**GIVEN TASK:**
Transcribe the records below exactly as they appear, omitting any pictures.
____
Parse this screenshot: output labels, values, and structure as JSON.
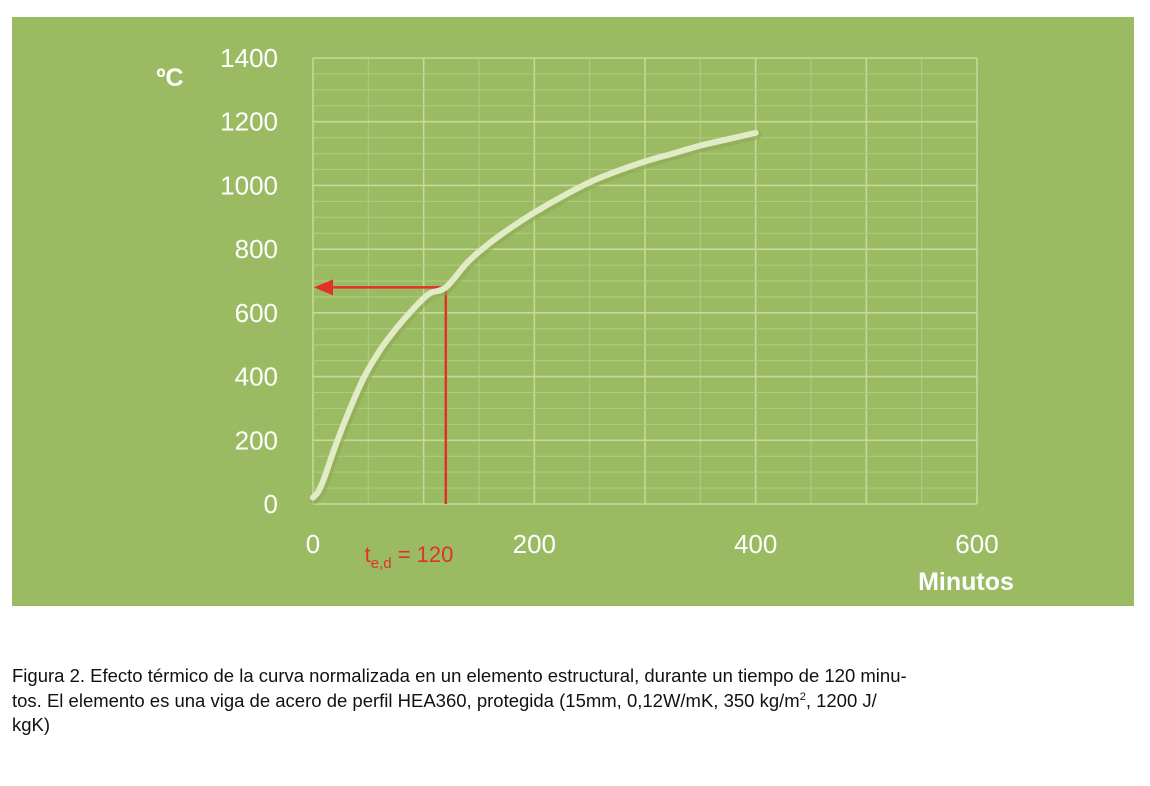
{
  "colors": {
    "panel": "#9bbb62",
    "grid_major": "#c4d99a",
    "grid_minor": "#b2cc80",
    "curve": "#e1ecc6",
    "curve_shadow": "#8aa854",
    "axis_text": "#ffffff",
    "annotation": "#e0322b"
  },
  "chart_data": {
    "type": "line",
    "ylabel": "ºC",
    "xlabel": "Minutos",
    "xlim": [
      0,
      600
    ],
    "ylim": [
      0,
      1400
    ],
    "x_ticks": [
      "0",
      "200",
      "400",
      "600"
    ],
    "y_ticks": [
      "0",
      "200",
      "400",
      "600",
      "800",
      "1000",
      "1200",
      "1400"
    ],
    "x_minor_step": 50,
    "y_minor_step": 50,
    "grid": true,
    "series": [
      {
        "x": [
          0,
          5,
          10,
          15,
          20,
          30,
          45,
          60,
          75,
          90,
          105,
          120,
          140,
          160,
          180,
          200,
          225,
          250,
          275,
          300,
          325,
          350,
          375,
          400
        ],
        "y": [
          20,
          40,
          80,
          130,
          180,
          270,
          390,
          480,
          550,
          610,
          660,
          680,
          760,
          820,
          870,
          915,
          965,
          1010,
          1045,
          1075,
          1100,
          1125,
          1145,
          1165
        ]
      }
    ],
    "annotations": {
      "marker_label_main": "t",
      "marker_label_sub": "e,d",
      "marker_label_value": " = 120",
      "marker_x": 120,
      "marker_y": 680
    }
  },
  "caption": {
    "line1": "Figura 2. Efecto térmico de la curva normalizada en un elemento estructural, durante un tiempo de 120 minu-",
    "line2_a": "tos. El elemento es una viga de acero de perfil HEA360, protegida (15mm, 0,12W/mK, 350 kg/m",
    "line2_sup": "2",
    "line2_b": ", 1200 J/",
    "line3": "kgK)"
  }
}
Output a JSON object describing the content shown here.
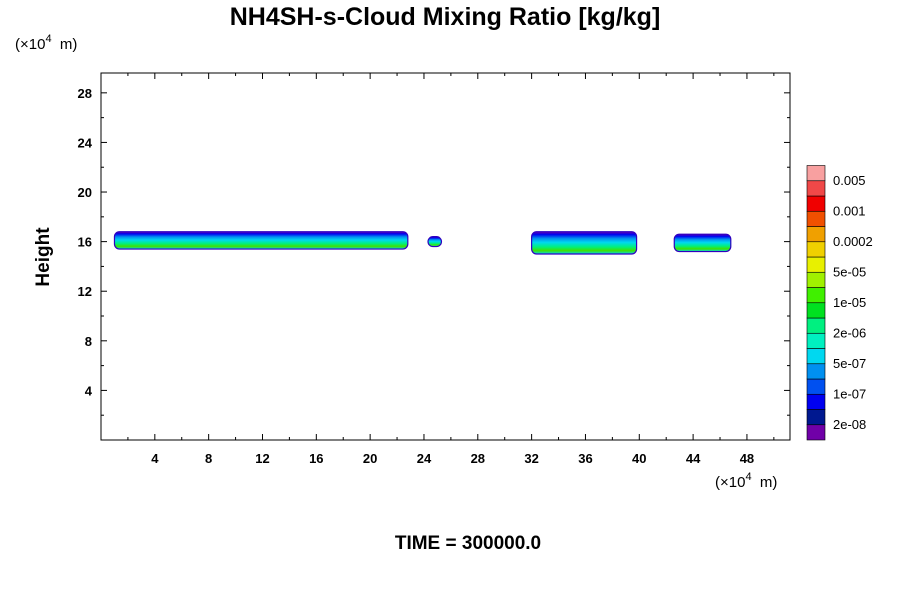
{
  "chart_data": {
    "type": "heatmap",
    "title": "NH4SH-s-Cloud Mixing Ratio [kg/kg]",
    "ylabel": "Height",
    "xlabel": "",
    "x_unit": {
      "pre": "(×10",
      "exp": "4",
      "post": "  m)"
    },
    "y_unit": {
      "pre": "(×10",
      "exp": "4",
      "post": "  m)"
    },
    "xlim": [
      0,
      51.2
    ],
    "ylim": [
      0,
      29.6
    ],
    "x_ticks": [
      4,
      8,
      12,
      16,
      20,
      24,
      28,
      32,
      36,
      40,
      44,
      48
    ],
    "y_ticks": [
      4,
      8,
      12,
      16,
      20,
      24,
      28
    ],
    "time_label": "TIME = 300000.0",
    "colorbar": {
      "colors": [
        "#7000a8",
        "#001890",
        "#0000f0",
        "#0050f0",
        "#0090f0",
        "#00d8f0",
        "#00f0c0",
        "#00f080",
        "#00e020",
        "#40f000",
        "#a0f000",
        "#e8f000",
        "#f0d000",
        "#f0a000",
        "#f05000",
        "#f00000",
        "#f04848",
        "#f8a0a0"
      ],
      "labels": [
        "2e-08",
        "1e-07",
        "5e-07",
        "2e-06",
        "1e-05",
        "5e-05",
        "0.0002",
        "0.001",
        "0.005"
      ]
    },
    "cloud_bands": [
      {
        "x_start": 1.0,
        "x_end": 22.8,
        "base": 15.4,
        "top": 16.8
      },
      {
        "x_start": 24.3,
        "x_end": 25.3,
        "base": 15.6,
        "top": 16.4
      },
      {
        "x_start": 32.0,
        "x_end": 39.8,
        "base": 15.0,
        "top": 16.8
      },
      {
        "x_start": 42.6,
        "x_end": 46.8,
        "base": 15.2,
        "top": 16.6
      }
    ]
  }
}
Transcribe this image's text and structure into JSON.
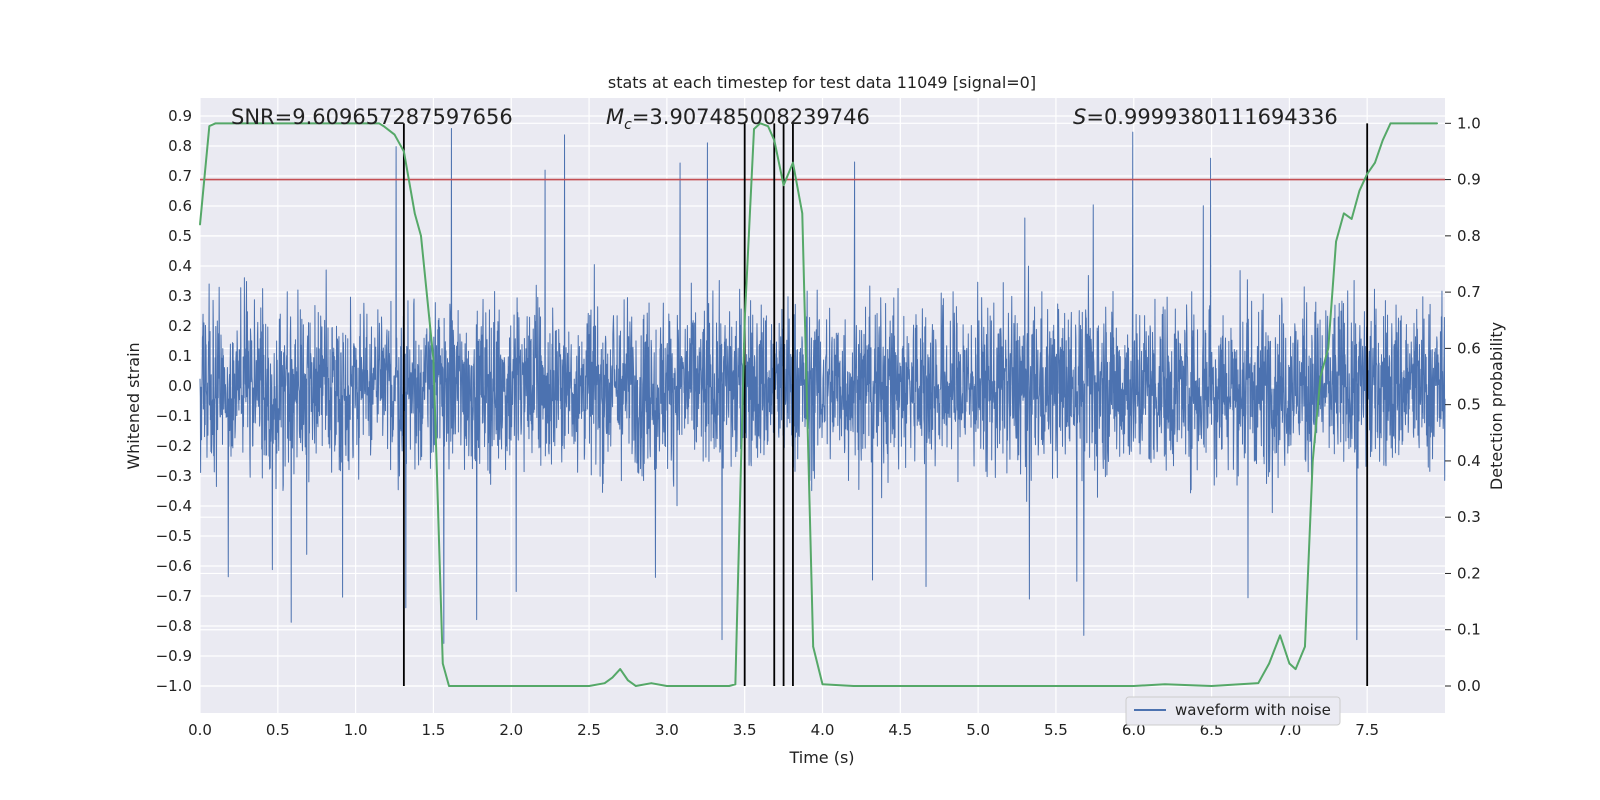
{
  "chart_data": {
    "type": "line",
    "title": "stats at each timestep for test data 11049 [signal=0]",
    "xlabel": "Time (s)",
    "ylabel_left": "Whitened strain",
    "ylabel_right": "Detection probability",
    "xlim": [
      0.0,
      8.0
    ],
    "ylim_left": [
      -1.09,
      0.96
    ],
    "ylim_right": [
      -0.048,
      1.045
    ],
    "x_ticks": [
      "0.0",
      "0.5",
      "1.0",
      "1.5",
      "2.0",
      "2.5",
      "3.0",
      "3.5",
      "4.0",
      "4.5",
      "5.0",
      "5.5",
      "6.0",
      "6.5",
      "7.0",
      "7.5"
    ],
    "y_ticks_left": [
      "0.9",
      "0.8",
      "0.7",
      "0.6",
      "0.5",
      "0.4",
      "0.3",
      "0.2",
      "0.1",
      "0.0",
      "−0.1",
      "−0.2",
      "−0.3",
      "−0.4",
      "−0.5",
      "−0.6",
      "−0.7",
      "−0.8",
      "−0.9",
      "−1.0"
    ],
    "y_ticks_right": [
      "1.0",
      "0.9",
      "0.8",
      "0.7",
      "0.6",
      "0.5",
      "0.4",
      "0.3",
      "0.2",
      "0.1",
      "0.0"
    ],
    "annotations": {
      "snr_prefix": "SNR=",
      "snr_value": "9.609657287597656",
      "mc_symbol": "M",
      "mc_sub": "c",
      "mc_value": "=3.907485008239746",
      "s_symbol": "S",
      "s_value": "=0.9999380111694336"
    },
    "legend": {
      "placement": "bottom-right",
      "entries": [
        "waveform with noise"
      ]
    },
    "grid": true,
    "threshold_line": {
      "axis": "right",
      "value": 0.9,
      "color": "#c44e52"
    },
    "vertical_markers": [
      1.31,
      3.5,
      3.69,
      3.75,
      3.81,
      7.5
    ],
    "series": [
      {
        "name": "waveform with noise",
        "axis": "left",
        "color": "#4c72b0",
        "render": "dense_noise",
        "x_range": [
          0.0,
          8.0
        ],
        "samples": 4096,
        "approx_min": -1.0,
        "approx_max": 0.88
      },
      {
        "axis": "right",
        "color": "#55a868",
        "x": [
          0.0,
          0.06,
          0.1,
          0.2,
          0.4,
          0.6,
          0.8,
          1.0,
          1.15,
          1.18,
          1.25,
          1.31,
          1.38,
          1.42,
          1.5,
          1.56,
          1.6,
          1.8,
          2.0,
          2.5,
          2.6,
          2.65,
          2.7,
          2.75,
          2.8,
          2.9,
          3.0,
          3.2,
          3.4,
          3.44,
          3.5,
          3.56,
          3.6,
          3.65,
          3.69,
          3.75,
          3.81,
          3.87,
          3.94,
          4.0,
          4.2,
          4.5,
          5.0,
          5.5,
          6.0,
          6.2,
          6.5,
          6.8,
          6.87,
          6.94,
          7.0,
          7.04,
          7.1,
          7.15,
          7.2,
          7.25,
          7.3,
          7.35,
          7.4,
          7.45,
          7.5,
          7.55,
          7.6,
          7.65,
          7.8,
          7.95
        ],
        "values": [
          0.82,
          0.995,
          1.0,
          1.0,
          1.0,
          1.0,
          1.0,
          1.0,
          1.0,
          0.995,
          0.98,
          0.95,
          0.84,
          0.8,
          0.58,
          0.04,
          0.0,
          0.0,
          0.0,
          0.0,
          0.005,
          0.015,
          0.03,
          0.01,
          0.0,
          0.005,
          0.0,
          0.0,
          0.0,
          0.003,
          0.65,
          0.99,
          1.0,
          0.995,
          0.97,
          0.89,
          0.93,
          0.84,
          0.07,
          0.003,
          0.0,
          0.0,
          0.0,
          0.0,
          0.0,
          0.003,
          0.0,
          0.005,
          0.04,
          0.09,
          0.04,
          0.03,
          0.07,
          0.4,
          0.55,
          0.6,
          0.79,
          0.84,
          0.83,
          0.88,
          0.91,
          0.93,
          0.97,
          1.0,
          1.0,
          1.0
        ]
      }
    ]
  }
}
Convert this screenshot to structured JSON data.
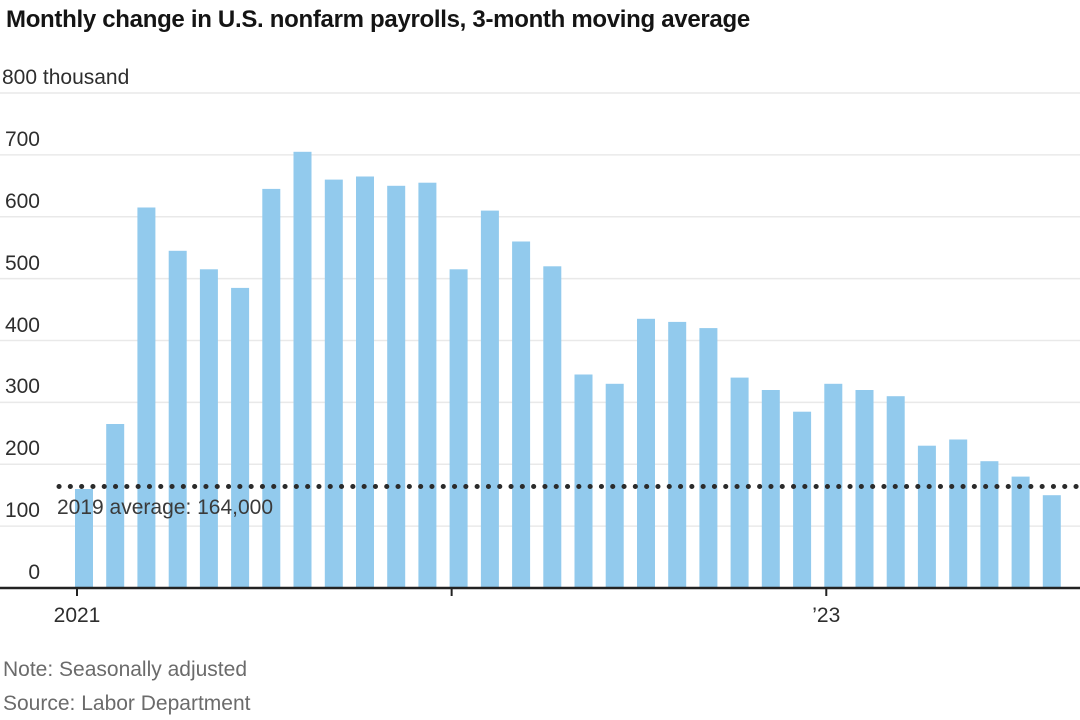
____
**RESULT OF THIS TASK:**
Parse this screenshot: output labels, values, and structure as JSON.
{
  "colors": {
    "panel": "#9bbb62",
    "grid_major": "#c4d99a",
    "grid_minor": "#b2cc80",
    "curve": "#e1ecc6",
    "curve_shadow": "#8aa854",
    "axis_text": "#ffffff",
    "annotation": "#e0322b"
  },
  "chart_data": {
    "type": "line",
    "ylabel": "ºC",
    "xlabel": "Minutos",
    "xlim": [
      0,
      600
    ],
    "ylim": [
      0,
      1400
    ],
    "x_ticks": [
      "0",
      "200",
      "400",
      "600"
    ],
    "y_ticks": [
      "0",
      "200",
      "400",
      "600",
      "800",
      "1000",
      "1200",
      "1400"
    ],
    "x_minor_step": 50,
    "y_minor_step": 50,
    "grid": true,
    "series": [
      {
        "x": [
          0,
          5,
          10,
          15,
          20,
          30,
          45,
          60,
          75,
          90,
          105,
          120,
          140,
          160,
          180,
          200,
          225,
          250,
          275,
          300,
          325,
          350,
          375,
          400
        ],
        "y": [
          20,
          40,
          80,
          130,
          180,
          270,
          390,
          480,
          550,
          610,
          660,
          680,
          760,
          820,
          870,
          915,
          965,
          1010,
          1045,
          1075,
          1100,
          1125,
          1145,
          1165
        ]
      }
    ],
    "annotations": {
      "marker_label_main": "t",
      "marker_label_sub": "e,d",
      "marker_label_value": " = 120",
      "marker_x": 120,
      "marker_y": 680
    }
  },
  "caption": {
    "line1": "Figura 2. Efecto térmico de la curva normalizada en un elemento estructural, durante un tiempo de 120 minu-",
    "line2_a": "tos. El elemento es una viga de acero de perfil HEA360, protegida (15mm, 0,12W/mK, 350 kg/m",
    "line2_sup": "2",
    "line2_b": ", 1200 J/",
    "line3": "kgK)"
  }
}
Output a JSON object describing the content shown here.
{
  "chart_data": {
    "type": "heatmap",
    "title": "NH4SH-s-Cloud Mixing Ratio [kg/kg]",
    "ylabel": "Height",
    "xlabel": "",
    "x_unit": {
      "pre": "(×10",
      "exp": "4",
      "post": "  m)"
    },
    "y_unit": {
      "pre": "(×10",
      "exp": "4",
      "post": "  m)"
    },
    "xlim": [
      0,
      51.2
    ],
    "ylim": [
      0,
      29.6
    ],
    "x_ticks": [
      4,
      8,
      12,
      16,
      20,
      24,
      28,
      32,
      36,
      40,
      44,
      48
    ],
    "y_ticks": [
      4,
      8,
      12,
      16,
      20,
      24,
      28
    ],
    "time_label": "TIME = 300000.0",
    "colorbar": {
      "colors": [
        "#7000a8",
        "#001890",
        "#0000f0",
        "#0050f0",
        "#0090f0",
        "#00d8f0",
        "#00f0c0",
        "#00f080",
        "#00e020",
        "#40f000",
        "#a0f000",
        "#e8f000",
        "#f0d000",
        "#f0a000",
        "#f05000",
        "#f00000",
        "#f04848",
        "#f8a0a0"
      ],
      "labels": [
        "2e-08",
        "1e-07",
        "5e-07",
        "2e-06",
        "1e-05",
        "5e-05",
        "0.0002",
        "0.001",
        "0.005"
      ]
    },
    "cloud_bands": [
      {
        "x_start": 1.0,
        "x_end": 22.8,
        "base": 15.4,
        "top": 16.8
      },
      {
        "x_start": 24.3,
        "x_end": 25.3,
        "base": 15.6,
        "top": 16.4
      },
      {
        "x_start": 32.0,
        "x_end": 39.8,
        "base": 15.0,
        "top": 16.8
      },
      {
        "x_start": 42.6,
        "x_end": 46.8,
        "base": 15.2,
        "top": 16.6
      }
    ]
  }
}
Transcribe this image's text and structure into JSON.
{
  "chart_data": {
    "type": "line",
    "title": "stats at each timestep for test data 11049 [signal=0]",
    "xlabel": "Time (s)",
    "ylabel_left": "Whitened strain",
    "ylabel_right": "Detection probability",
    "xlim": [
      0.0,
      8.0
    ],
    "ylim_left": [
      -1.09,
      0.96
    ],
    "ylim_right": [
      -0.048,
      1.045
    ],
    "x_ticks": [
      "0.0",
      "0.5",
      "1.0",
      "1.5",
      "2.0",
      "2.5",
      "3.0",
      "3.5",
      "4.0",
      "4.5",
      "5.0",
      "5.5",
      "6.0",
      "6.5",
      "7.0",
      "7.5"
    ],
    "y_ticks_left": [
      "0.9",
      "0.8",
      "0.7",
      "0.6",
      "0.5",
      "0.4",
      "0.3",
      "0.2",
      "0.1",
      "0.0",
      "−0.1",
      "−0.2",
      "−0.3",
      "−0.4",
      "−0.5",
      "−0.6",
      "−0.7",
      "−0.8",
      "−0.9",
      "−1.0"
    ],
    "y_ticks_right": [
      "1.0",
      "0.9",
      "0.8",
      "0.7",
      "0.6",
      "0.5",
      "0.4",
      "0.3",
      "0.2",
      "0.1",
      "0.0"
    ],
    "annotations": {
      "snr_prefix": "SNR=",
      "snr_value": "9.609657287597656",
      "mc_symbol": "M",
      "mc_sub": "c",
      "mc_value": "=3.907485008239746",
      "s_symbol": "S",
      "s_value": "=0.9999380111694336"
    },
    "legend": {
      "placement": "bottom-right",
      "entries": [
        "waveform with noise"
      ]
    },
    "grid": true,
    "threshold_line": {
      "axis": "right",
      "value": 0.9,
      "color": "#c44e52"
    },
    "vertical_markers": [
      1.31,
      3.5,
      3.69,
      3.75,
      3.81,
      7.5
    ],
    "series": [
      {
        "name": "waveform with noise",
        "axis": "left",
        "color": "#4c72b0",
        "render": "dense_noise",
        "x_range": [
          0.0,
          8.0
        ],
        "samples": 4096,
        "approx_min": -1.0,
        "approx_max": 0.88
      },
      {
        "axis": "right",
        "color": "#55a868",
        "x": [
          0.0,
          0.06,
          0.1,
          0.2,
          0.4,
          0.6,
          0.8,
          1.0,
          1.15,
          1.18,
          1.25,
          1.31,
          1.38,
          1.42,
          1.5,
          1.56,
          1.6,
          1.8,
          2.0,
          2.5,
          2.6,
          2.65,
          2.7,
          2.75,
          2.8,
          2.9,
          3.0,
          3.2,
          3.4,
          3.44,
          3.5,
          3.56,
          3.6,
          3.65,
          3.69,
          3.75,
          3.81,
          3.87,
          3.94,
          4.0,
          4.2,
          4.5,
          5.0,
          5.5,
          6.0,
          6.2,
          6.5,
          6.8,
          6.87,
          6.94,
          7.0,
          7.04,
          7.1,
          7.15,
          7.2,
          7.25,
          7.3,
          7.35,
          7.4,
          7.45,
          7.5,
          7.55,
          7.6,
          7.65,
          7.8,
          7.95
        ],
        "values": [
          0.82,
          0.995,
          1.0,
          1.0,
          1.0,
          1.0,
          1.0,
          1.0,
          1.0,
          0.995,
          0.98,
          0.95,
          0.84,
          0.8,
          0.58,
          0.04,
          0.0,
          0.0,
          0.0,
          0.0,
          0.005,
          0.015,
          0.03,
          0.01,
          0.0,
          0.005,
          0.0,
          0.0,
          0.0,
          0.003,
          0.65,
          0.99,
          1.0,
          0.995,
          0.97,
          0.89,
          0.93,
          0.84,
          0.07,
          0.003,
          0.0,
          0.0,
          0.0,
          0.0,
          0.0,
          0.003,
          0.0,
          0.005,
          0.04,
          0.09,
          0.04,
          0.03,
          0.07,
          0.4,
          0.55,
          0.6,
          0.79,
          0.84,
          0.83,
          0.88,
          0.91,
          0.93,
          0.97,
          1.0,
          1.0,
          1.0
        ]
      }
    ]
  }
}
Convert this screenshot to structured JSON data.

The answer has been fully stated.